### RECORDED INFORMATION

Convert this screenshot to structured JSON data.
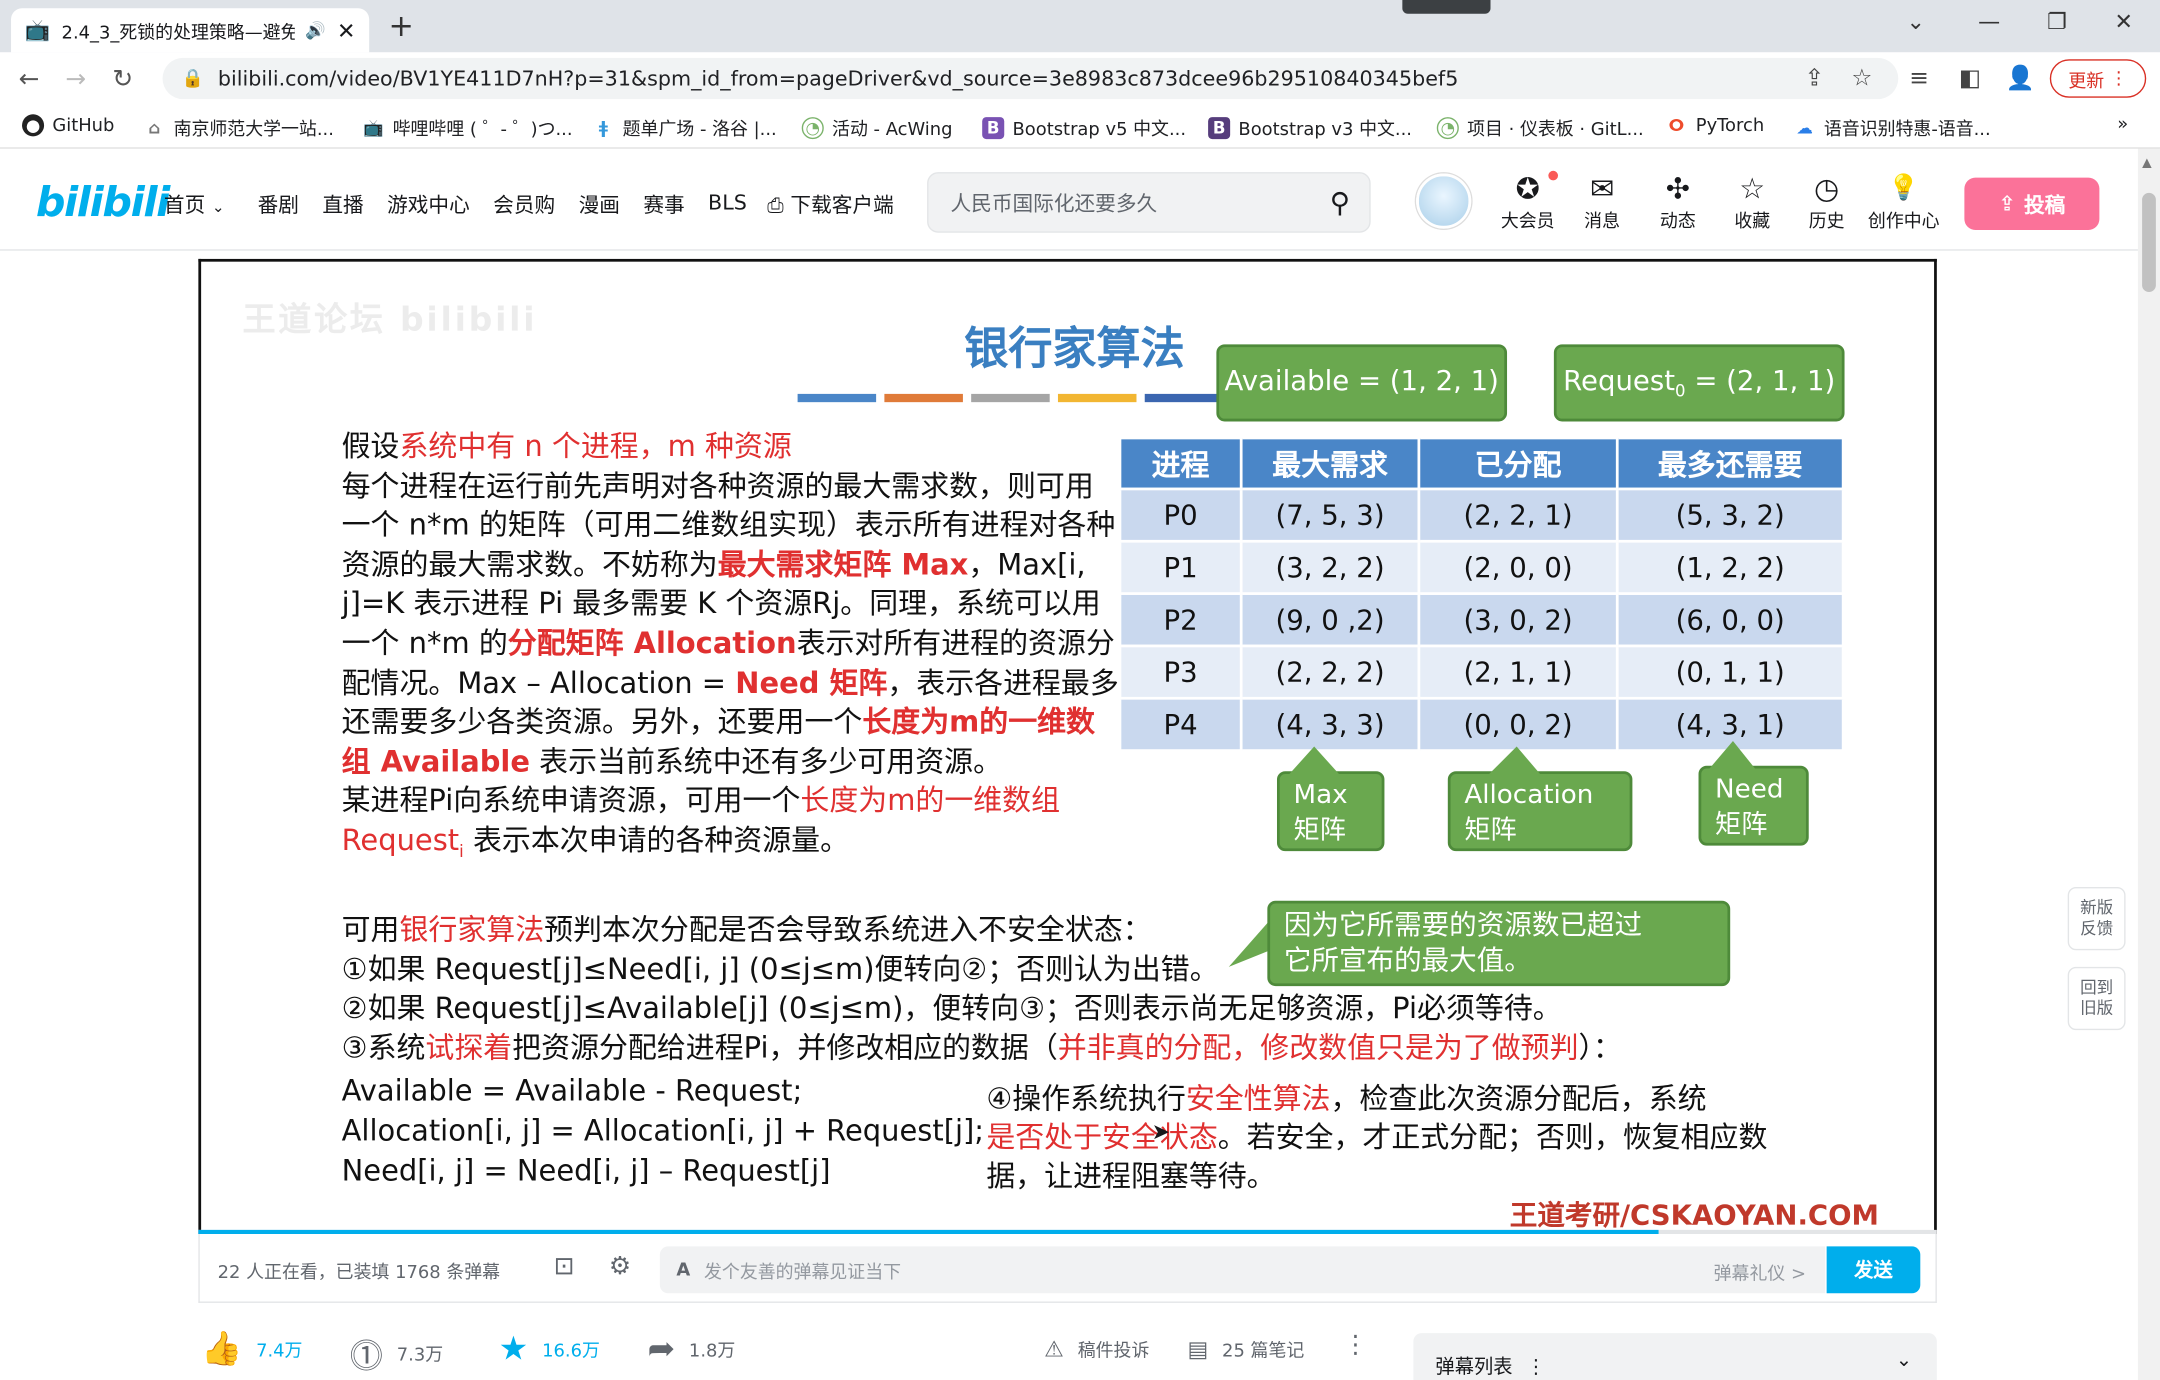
{
  "browser": {
    "tab_title": "2.4_3_死锁的处理策略—避免",
    "url": "bilibili.com/video/BV1YE411D7nH?p=31&spm_id_from=pageDriver&vd_source=3e8983c873dcee96b29510840345bef5",
    "update_label": "更新",
    "bookmarks": [
      "GitHub",
      "南京师范大学一站...",
      "哔哩哔哩 ( ゜- ゜)つ...",
      "题单广场 - 洛谷 |...",
      "活动 - AcWing",
      "Bootstrap v5 中文...",
      "Bootstrap v3 中文...",
      "项目 · 仪表板 · GitL...",
      "PyTorch",
      "语音识别特惠-语音..."
    ],
    "more": "»"
  },
  "site": {
    "logo": "bilibili",
    "nav": [
      "首页",
      "番剧",
      "直播",
      "游戏中心",
      "会员购",
      "漫画",
      "赛事",
      "BLS",
      "下载客户端"
    ],
    "search_placeholder": "人民币国际化还要多久",
    "icons": [
      {
        "label": "大会员",
        "glyph": "✪"
      },
      {
        "label": "消息",
        "glyph": "✉"
      },
      {
        "label": "动态",
        "glyph": "✣"
      },
      {
        "label": "收藏",
        "glyph": "☆"
      },
      {
        "label": "历史",
        "glyph": "◷"
      },
      {
        "label": "创作中心",
        "glyph": "💡"
      }
    ],
    "upload": "投稿"
  },
  "slide": {
    "watermark": "王道论坛 bilibili",
    "title": "银行家算法",
    "available": "Available = (1, 2, 1)",
    "request_pre": "Request",
    "request_sub": "0",
    "request_post": " = (2, 1, 1)",
    "table": {
      "headers": [
        "进程",
        "最大需求",
        "已分配",
        "最多还需要"
      ],
      "rows": [
        [
          "P0",
          "(7, 5, 3)",
          "(2, 2, 1)",
          "(5, 3, 2)"
        ],
        [
          "P1",
          "(3, 2, 2)",
          "(2, 0, 0)",
          "(1, 2, 2)"
        ],
        [
          "P2",
          "(9, 0 ,2)",
          "(3, 0, 2)",
          "(6, 0, 0)"
        ],
        [
          "P3",
          "(2, 2, 2)",
          "(2, 1, 1)",
          "(0, 1, 1)"
        ],
        [
          "P4",
          "(4, 3, 3)",
          "(0, 0, 2)",
          "(4, 3, 1)"
        ]
      ]
    },
    "callouts": {
      "max": [
        "Max",
        "矩阵"
      ],
      "alloc": [
        "Allocation",
        "矩阵"
      ],
      "need": [
        "Need",
        "矩阵"
      ],
      "reason": [
        "因为它所需要的资源数已超过",
        "它所宣布的最大值。"
      ]
    },
    "para": {
      "p1": "假设",
      "p2": "系统中有 n 个进程，m 种资源",
      "p3": "每个进程在运行前先声明对各种资源的最大需求数，则可用一个 n*m 的矩阵（可用二维数组实现）表示所有进程对各种资源的最大需求数。不妨称为",
      "p4": "最大需求矩阵 Max",
      "p5": "，Max[i, j]=K 表示进程 Pi 最多需要 K 个资源Rj。同理，系统可以用一个 n*m 的",
      "p6": "分配矩阵 Allocation",
      "p7": "表示对所有进程的资源分配情况。Max – Allocation = ",
      "p8": "Need 矩阵",
      "p9": "，表示各进程最多还需要多少各类资源。另外，还要用一个",
      "p10": "长度为m的一维数组 Available",
      "p11": " 表示当前系统中还有多少可用资源。",
      "p12": "某进程Pi向系统申请资源，可用一个",
      "p13": "长度为m的一维数组 Request",
      "p13s": "i",
      "p14": " 表示本次申请的各种资源量。"
    },
    "lines": {
      "l1a": "可用",
      "l1b": "银行家算法",
      "l1c": "预判本次分配是否会导致系统进入不安全状态：",
      "l2": "①如果 Request[j]≤Need[i, j] (0≤j≤m)便转向②；否则认为出错。",
      "l3": "②如果 Request[j]≤Available[j] (0≤j≤m)，便转向③；否则表示尚无足够资源，Pi必须等待。",
      "l4a": "③系统",
      "l4b": "试探着",
      "l4c": "把资源分配给进程Pi，并修改相应的数据（",
      "l4d": "并非真的分配，修改数值只是为了做预判",
      "l4e": "）："
    },
    "eqs": [
      "Available = Available - Request;",
      "Allocation[i, j] = Allocation[i, j] + Request[j];",
      "Need[i, j] = Need[i, j] – Request[j]"
    ],
    "step4": {
      "a": "④操作系统执行",
      "b": "安全性算法",
      "c": "，检查此次资源分配后，系统",
      "d": "是否处于安全状态",
      "e": "。若安全，才正式分配；否则，恢复相应数据，让进程阻塞等待。"
    },
    "brand": "王道考研/CSKAOYAN.COM",
    "progress": 0.84
  },
  "player": {
    "viewers": "22 人正在看，已装填 1768 条弹幕",
    "danmaku_placeholder": "发个友善的弹幕见证当下",
    "etiquette": "弹幕礼仪 >",
    "send": "发送"
  },
  "actions": {
    "like": "7.4万",
    "coin": "7.3万",
    "fav": "16.6万",
    "share": "1.8万",
    "report": "稿件投诉",
    "notes": "25 篇笔记"
  },
  "danmaku_list": "弹幕列表",
  "side": {
    "feedback": [
      "新版",
      "反馈"
    ],
    "old": [
      "回到",
      "旧版"
    ]
  }
}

######

STATED EXERCISE
Gather up the lines containing the word "glyph" from these records and copy them.

PROBLEM SOLUTION
        "glyph": "✪"
        "glyph": "✉"
        "glyph": "✣"
        "glyph": "☆"
        "glyph": "◷"
        "glyph": "💡"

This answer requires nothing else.